--- Aim ---
Quote the records that follow in full, leaving the pictures out.

--- Data extract ---
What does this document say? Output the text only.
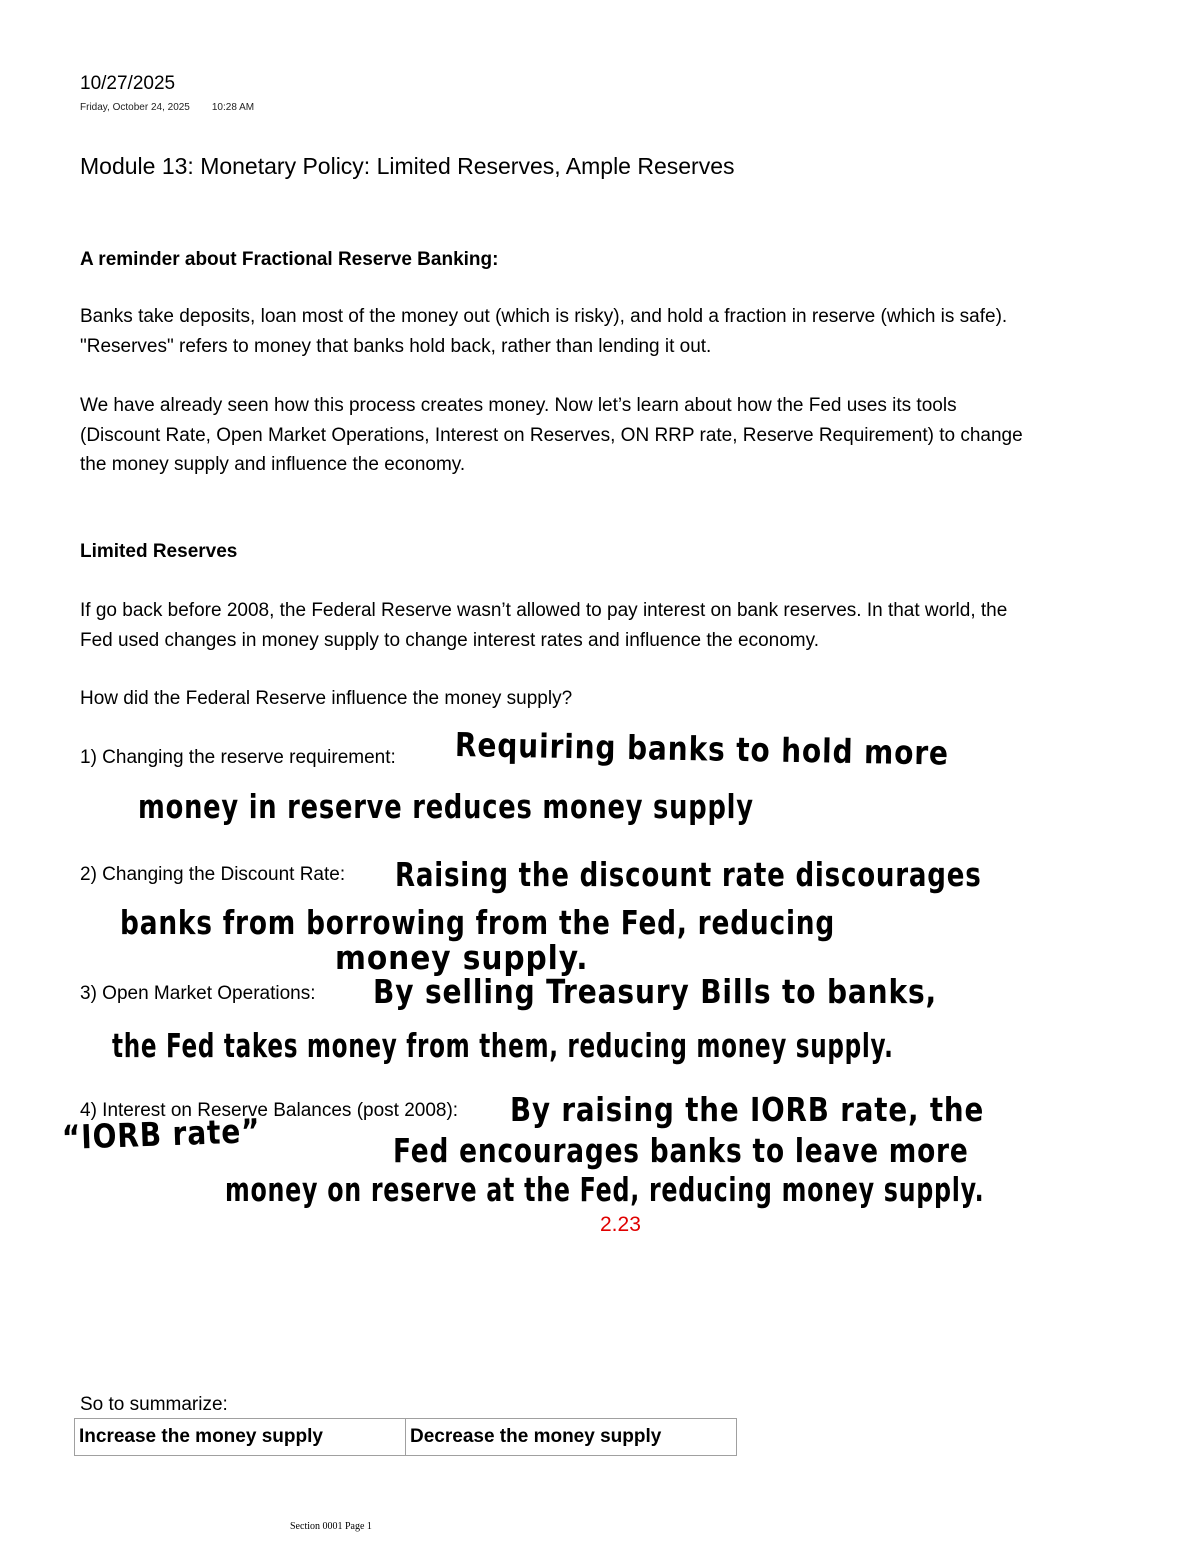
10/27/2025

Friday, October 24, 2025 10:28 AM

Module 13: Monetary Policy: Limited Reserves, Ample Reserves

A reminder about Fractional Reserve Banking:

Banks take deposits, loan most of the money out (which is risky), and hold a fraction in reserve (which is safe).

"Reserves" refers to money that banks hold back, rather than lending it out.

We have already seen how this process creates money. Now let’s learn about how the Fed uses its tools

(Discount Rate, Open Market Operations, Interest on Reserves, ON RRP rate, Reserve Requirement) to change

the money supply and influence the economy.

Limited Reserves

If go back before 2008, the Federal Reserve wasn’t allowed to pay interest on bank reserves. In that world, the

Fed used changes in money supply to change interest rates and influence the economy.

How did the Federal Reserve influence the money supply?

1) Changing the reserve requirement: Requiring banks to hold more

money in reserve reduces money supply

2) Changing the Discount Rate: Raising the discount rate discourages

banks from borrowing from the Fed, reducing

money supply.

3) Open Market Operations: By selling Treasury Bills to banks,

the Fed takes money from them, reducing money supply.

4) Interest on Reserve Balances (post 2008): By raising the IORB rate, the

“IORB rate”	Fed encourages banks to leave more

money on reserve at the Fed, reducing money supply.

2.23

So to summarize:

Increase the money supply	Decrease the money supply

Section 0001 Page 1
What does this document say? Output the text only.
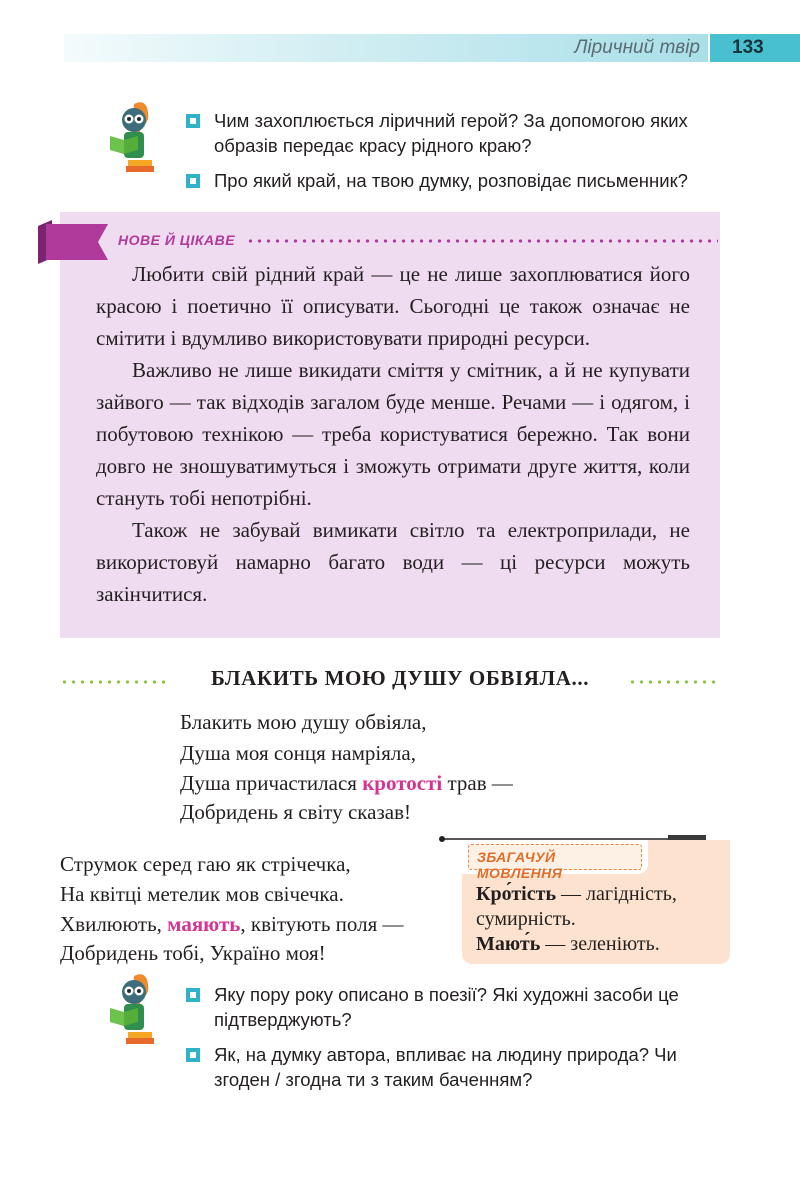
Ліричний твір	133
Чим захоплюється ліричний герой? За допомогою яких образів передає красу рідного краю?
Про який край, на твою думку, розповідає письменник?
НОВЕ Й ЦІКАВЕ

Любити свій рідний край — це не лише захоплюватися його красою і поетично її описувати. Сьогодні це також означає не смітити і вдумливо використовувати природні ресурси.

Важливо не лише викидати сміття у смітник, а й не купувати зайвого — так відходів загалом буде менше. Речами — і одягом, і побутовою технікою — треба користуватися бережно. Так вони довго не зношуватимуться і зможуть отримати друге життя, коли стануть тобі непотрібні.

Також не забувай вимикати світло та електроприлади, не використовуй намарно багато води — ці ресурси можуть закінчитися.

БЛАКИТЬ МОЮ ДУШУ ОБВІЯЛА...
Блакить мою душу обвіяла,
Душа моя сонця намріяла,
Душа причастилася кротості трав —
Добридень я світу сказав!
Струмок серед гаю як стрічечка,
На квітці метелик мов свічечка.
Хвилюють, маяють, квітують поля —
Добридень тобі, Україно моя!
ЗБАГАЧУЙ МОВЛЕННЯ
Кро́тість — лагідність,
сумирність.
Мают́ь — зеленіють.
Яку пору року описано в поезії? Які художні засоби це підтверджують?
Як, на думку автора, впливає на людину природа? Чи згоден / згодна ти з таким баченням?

--- Task result ---
What does this document say? Output the text only.
10/27/2025

Friday, October 24, 2025 10:28 AM

Module 13: Monetary Policy: Limited Reserves, Ample Reserves

A reminder about Fractional Reserve Banking:

Banks take deposits, loan most of the money out (which is risky), and hold a fraction in reserve (which is safe).

"Reserves" refers to money that banks hold back, rather than lending it out.

We have already seen how this process creates money. Now let’s learn about how the Fed uses its tools

(Discount Rate, Open Market Operations, Interest on Reserves, ON RRP rate, Reserve Requirement) to change

the money supply and influence the economy.

Limited Reserves

If go back before 2008, the Federal Reserve wasn’t allowed to pay interest on bank reserves. In that world, the

Fed used changes in money supply to change interest rates and influence the economy.

How did the Federal Reserve influence the money supply?

1) Changing the reserve requirement: Requiring banks to hold more

money in reserve reduces money supply

2) Changing the Discount Rate: Raising the discount rate discourages

banks from borrowing from the Fed, reducing

money supply.

3) Open Market Operations: By selling Treasury Bills to banks,

the Fed takes money from them, reducing money supply.

4) Interest on Reserve Balances (post 2008): By raising the IORB rate, the

“IORB rate”	Fed encourages banks to leave more

money on reserve at the Fed, reducing money supply.

2.23

So to summarize:

Increase the money supply	Decrease the money supply

Section 0001 Page 1
What does this document say? Output the text only.
Ліричний твір	133
Чим захоплюється ліричний герой? За допомогою яких образів передає красу рідного краю?
Про який край, на твою думку, розповідає письменник?
НОВЕ Й ЦІКАВЕ

Любити свій рідний край — це не лише захоплюватися його красою і поетично її описувати. Сьогодні це також означає не смітити і вдумливо використовувати природні ресурси.

Важливо не лише викидати сміття у смітник, а й не купувати зайвого — так відходів загалом буде менше. Речами — і одягом, і побутовою технікою — треба користуватися бережно. Так вони довго не зношуватимуться і зможуть отримати друге життя, коли стануть тобі непотрібні.

Також не забувай вимикати світло та електроприлади, не використовуй намарно багато води — ці ресурси можуть закінчитися.

БЛАКИТЬ МОЮ ДУШУ ОБВІЯЛА...
Блакить мою душу обвіяла,
Душа моя сонця намріяла,
Душа причастилася кротості трав —
Добридень я світу сказав!
Струмок серед гаю як стрічечка,
На квітці метелик мов свічечка.
Хвилюють, маяють, квітують поля —
Добридень тобі, Україно моя!
ЗБАГАЧУЙ МОВЛЕННЯ
Кро́тість — лагідність,
сумирність.
Мают́ь — зеленіють.
Яку пору року описано в поезії? Які художні засоби це підтверджують?
Як, на думку автора, впливає на людину природа? Чи згоден / згодна ти з таким баченням?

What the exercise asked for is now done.